_JOB_
Find each line with the string "screenshot" and copy it.

_THE INPUT_
>>>>

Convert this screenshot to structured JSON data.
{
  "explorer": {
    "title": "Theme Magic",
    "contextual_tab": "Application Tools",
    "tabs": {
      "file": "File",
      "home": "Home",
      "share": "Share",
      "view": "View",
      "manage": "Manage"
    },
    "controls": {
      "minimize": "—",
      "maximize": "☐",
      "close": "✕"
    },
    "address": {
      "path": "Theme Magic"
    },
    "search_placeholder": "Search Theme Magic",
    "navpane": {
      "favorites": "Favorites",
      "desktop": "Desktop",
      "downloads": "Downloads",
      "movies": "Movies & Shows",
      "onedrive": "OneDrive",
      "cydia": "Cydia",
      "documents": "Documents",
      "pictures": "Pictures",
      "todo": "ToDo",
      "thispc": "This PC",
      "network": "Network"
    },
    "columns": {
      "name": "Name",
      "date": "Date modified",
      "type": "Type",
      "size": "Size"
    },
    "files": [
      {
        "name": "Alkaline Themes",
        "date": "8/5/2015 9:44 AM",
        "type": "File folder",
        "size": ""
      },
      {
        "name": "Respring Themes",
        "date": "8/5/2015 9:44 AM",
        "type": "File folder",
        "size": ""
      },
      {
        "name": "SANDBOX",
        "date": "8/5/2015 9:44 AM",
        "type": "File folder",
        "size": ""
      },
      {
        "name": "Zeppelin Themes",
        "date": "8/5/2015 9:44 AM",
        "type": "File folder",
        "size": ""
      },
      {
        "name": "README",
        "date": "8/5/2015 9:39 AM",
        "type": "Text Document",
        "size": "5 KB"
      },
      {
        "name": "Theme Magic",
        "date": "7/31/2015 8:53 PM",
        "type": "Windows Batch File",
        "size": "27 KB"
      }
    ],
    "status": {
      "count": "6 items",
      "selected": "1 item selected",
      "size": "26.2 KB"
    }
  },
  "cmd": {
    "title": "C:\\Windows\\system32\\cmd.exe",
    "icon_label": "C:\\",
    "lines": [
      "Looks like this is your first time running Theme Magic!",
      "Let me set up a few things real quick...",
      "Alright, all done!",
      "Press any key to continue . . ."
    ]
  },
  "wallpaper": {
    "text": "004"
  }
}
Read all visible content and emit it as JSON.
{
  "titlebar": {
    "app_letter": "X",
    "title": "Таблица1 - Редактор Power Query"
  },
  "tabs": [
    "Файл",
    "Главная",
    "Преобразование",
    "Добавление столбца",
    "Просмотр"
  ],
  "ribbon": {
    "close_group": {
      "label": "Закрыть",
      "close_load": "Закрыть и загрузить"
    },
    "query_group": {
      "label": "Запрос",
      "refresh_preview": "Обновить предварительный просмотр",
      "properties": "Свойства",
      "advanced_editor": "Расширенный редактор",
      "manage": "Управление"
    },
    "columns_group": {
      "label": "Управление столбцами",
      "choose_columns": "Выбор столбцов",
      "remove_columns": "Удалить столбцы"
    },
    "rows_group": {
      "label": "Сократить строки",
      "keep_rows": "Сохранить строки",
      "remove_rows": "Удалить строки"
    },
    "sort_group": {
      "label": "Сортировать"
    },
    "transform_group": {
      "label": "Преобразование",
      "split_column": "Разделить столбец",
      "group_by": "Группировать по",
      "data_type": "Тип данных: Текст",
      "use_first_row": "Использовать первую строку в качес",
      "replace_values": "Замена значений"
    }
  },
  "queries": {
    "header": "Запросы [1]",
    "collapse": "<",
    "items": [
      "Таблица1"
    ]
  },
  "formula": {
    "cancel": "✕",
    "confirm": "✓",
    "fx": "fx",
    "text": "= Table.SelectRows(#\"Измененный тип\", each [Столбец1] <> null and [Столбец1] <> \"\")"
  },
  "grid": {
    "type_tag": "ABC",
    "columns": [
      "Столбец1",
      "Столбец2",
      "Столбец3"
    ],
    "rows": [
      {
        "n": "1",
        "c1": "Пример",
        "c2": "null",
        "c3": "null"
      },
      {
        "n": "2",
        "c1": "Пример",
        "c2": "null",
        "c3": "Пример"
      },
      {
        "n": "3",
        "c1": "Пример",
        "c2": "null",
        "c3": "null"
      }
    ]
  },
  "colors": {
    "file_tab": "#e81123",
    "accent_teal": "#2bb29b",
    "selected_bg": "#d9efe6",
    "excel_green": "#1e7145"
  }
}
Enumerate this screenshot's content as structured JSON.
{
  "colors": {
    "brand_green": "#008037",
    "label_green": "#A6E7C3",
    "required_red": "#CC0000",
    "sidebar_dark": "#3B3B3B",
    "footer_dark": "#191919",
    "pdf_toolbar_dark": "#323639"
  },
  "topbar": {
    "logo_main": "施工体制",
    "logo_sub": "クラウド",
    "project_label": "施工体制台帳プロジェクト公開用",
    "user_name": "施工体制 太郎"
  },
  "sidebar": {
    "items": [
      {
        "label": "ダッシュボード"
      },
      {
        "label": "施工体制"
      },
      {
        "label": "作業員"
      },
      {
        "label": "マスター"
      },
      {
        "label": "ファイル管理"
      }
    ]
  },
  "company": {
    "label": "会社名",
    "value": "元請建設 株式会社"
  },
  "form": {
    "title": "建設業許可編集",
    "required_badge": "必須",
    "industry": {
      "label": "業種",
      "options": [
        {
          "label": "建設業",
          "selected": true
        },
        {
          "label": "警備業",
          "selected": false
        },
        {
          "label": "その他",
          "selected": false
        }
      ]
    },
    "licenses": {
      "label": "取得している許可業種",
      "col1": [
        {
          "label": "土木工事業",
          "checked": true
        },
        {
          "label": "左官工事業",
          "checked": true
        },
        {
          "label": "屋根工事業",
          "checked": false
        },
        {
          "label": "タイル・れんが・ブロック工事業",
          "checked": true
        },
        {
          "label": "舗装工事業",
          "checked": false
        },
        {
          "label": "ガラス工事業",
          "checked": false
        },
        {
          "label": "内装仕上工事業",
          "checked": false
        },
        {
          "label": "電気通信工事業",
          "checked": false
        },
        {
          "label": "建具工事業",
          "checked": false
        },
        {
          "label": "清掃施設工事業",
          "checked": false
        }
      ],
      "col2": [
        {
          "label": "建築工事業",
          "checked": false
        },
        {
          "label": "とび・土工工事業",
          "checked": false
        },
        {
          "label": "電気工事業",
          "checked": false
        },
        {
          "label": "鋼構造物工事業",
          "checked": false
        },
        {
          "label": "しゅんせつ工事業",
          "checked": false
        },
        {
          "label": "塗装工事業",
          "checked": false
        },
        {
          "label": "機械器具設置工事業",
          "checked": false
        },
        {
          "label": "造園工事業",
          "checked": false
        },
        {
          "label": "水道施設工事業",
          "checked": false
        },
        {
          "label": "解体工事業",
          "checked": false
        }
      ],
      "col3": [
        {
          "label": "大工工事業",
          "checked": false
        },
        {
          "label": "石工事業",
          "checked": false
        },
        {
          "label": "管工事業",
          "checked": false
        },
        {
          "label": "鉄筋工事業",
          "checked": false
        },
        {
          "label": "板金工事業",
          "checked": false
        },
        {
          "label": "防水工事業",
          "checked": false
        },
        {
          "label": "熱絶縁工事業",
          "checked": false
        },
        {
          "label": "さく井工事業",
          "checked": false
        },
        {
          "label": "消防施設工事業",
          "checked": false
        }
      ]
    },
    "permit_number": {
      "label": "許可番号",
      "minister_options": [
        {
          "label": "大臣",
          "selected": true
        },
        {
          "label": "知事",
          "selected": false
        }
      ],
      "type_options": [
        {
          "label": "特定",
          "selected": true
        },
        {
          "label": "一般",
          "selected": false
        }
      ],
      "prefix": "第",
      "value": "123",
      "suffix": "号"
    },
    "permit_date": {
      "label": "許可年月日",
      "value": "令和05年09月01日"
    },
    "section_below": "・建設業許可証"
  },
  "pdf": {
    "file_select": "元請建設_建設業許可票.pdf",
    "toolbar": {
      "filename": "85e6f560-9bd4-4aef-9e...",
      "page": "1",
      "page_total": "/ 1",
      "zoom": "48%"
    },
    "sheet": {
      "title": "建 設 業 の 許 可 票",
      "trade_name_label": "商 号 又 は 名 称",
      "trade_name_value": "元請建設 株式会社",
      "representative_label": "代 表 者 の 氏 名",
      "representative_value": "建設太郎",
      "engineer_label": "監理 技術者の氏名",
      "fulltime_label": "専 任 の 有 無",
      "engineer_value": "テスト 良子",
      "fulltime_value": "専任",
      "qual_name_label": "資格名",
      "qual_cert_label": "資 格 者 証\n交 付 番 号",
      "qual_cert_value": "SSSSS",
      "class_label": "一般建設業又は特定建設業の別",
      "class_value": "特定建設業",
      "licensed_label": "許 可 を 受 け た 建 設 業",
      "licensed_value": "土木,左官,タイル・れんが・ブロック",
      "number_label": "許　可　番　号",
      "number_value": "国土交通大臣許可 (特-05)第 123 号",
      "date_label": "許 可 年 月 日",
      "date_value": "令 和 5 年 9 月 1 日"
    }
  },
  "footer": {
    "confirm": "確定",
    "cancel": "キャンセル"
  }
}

<<<<

_SOLUTION FOR THIS PROBLEM_
Convert this screenshot to structured JSON data.
Enumerate this screenshot's content as structured JSON.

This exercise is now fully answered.